— Start of Available data —

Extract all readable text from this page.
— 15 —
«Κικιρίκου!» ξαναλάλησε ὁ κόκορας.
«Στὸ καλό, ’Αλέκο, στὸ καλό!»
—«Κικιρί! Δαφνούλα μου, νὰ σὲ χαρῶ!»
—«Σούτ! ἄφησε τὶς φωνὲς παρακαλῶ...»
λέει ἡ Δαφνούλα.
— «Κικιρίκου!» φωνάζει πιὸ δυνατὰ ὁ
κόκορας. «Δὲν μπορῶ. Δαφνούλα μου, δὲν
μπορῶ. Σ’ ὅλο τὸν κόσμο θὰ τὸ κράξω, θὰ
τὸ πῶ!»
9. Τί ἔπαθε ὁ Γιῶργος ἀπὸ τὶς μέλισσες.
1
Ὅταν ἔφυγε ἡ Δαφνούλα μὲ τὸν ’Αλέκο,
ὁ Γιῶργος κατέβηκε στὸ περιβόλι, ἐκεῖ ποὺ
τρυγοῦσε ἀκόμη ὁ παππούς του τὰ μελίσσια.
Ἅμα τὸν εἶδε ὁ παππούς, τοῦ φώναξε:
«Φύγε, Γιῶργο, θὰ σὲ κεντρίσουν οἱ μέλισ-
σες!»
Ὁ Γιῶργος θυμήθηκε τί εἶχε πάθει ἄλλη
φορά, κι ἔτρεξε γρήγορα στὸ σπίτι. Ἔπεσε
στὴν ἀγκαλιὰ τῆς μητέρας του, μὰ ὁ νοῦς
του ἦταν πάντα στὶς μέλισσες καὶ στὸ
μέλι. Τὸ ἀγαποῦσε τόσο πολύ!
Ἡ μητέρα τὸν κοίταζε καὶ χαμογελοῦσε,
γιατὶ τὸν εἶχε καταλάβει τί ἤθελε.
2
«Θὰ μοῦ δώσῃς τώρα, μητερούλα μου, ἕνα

— End of Available data —

Brief: Pick out the lines above that hold the string "παππούς" and show them.

The reply:
τρυγοῦσε ἀκόμη ὁ παππούς του τὰ μελίσσια.
Ἅμα τὸν εἶδε ὁ παππούς, τοῦ φώναξε:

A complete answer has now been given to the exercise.